(Structured figure records)
--------------------------------

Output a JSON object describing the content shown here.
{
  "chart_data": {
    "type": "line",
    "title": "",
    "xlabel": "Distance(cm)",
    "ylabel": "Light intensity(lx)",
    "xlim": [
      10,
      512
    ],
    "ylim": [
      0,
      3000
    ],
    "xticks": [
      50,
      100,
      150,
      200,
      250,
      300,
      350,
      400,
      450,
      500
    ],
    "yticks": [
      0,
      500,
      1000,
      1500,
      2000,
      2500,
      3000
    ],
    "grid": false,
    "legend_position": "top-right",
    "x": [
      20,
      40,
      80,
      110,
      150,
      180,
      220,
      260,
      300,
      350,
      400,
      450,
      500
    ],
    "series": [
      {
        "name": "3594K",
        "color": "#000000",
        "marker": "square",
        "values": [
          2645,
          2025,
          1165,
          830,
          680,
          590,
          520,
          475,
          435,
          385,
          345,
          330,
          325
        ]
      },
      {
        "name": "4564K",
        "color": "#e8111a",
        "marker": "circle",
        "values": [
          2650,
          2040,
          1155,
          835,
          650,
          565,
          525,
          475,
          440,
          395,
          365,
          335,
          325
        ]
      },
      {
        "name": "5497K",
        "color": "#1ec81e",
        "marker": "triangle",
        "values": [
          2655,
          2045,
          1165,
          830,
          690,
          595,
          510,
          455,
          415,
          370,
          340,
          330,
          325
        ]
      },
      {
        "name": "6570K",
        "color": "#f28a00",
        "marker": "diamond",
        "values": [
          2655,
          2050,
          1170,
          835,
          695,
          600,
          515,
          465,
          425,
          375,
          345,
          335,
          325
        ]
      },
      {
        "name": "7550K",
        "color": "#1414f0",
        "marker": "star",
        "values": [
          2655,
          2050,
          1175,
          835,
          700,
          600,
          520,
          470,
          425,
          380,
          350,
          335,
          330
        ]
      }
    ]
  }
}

--------------------------------

▶ DIRECTION:
Search the data for the word "color" and copy each line where it appears.

▶ EXERCISE SOLUTION:
        "color": "#000000",
        "color": "#e8111a",
        "color": "#1ec81e",
        "color": "#f28a00",
        "color": "#1414f0",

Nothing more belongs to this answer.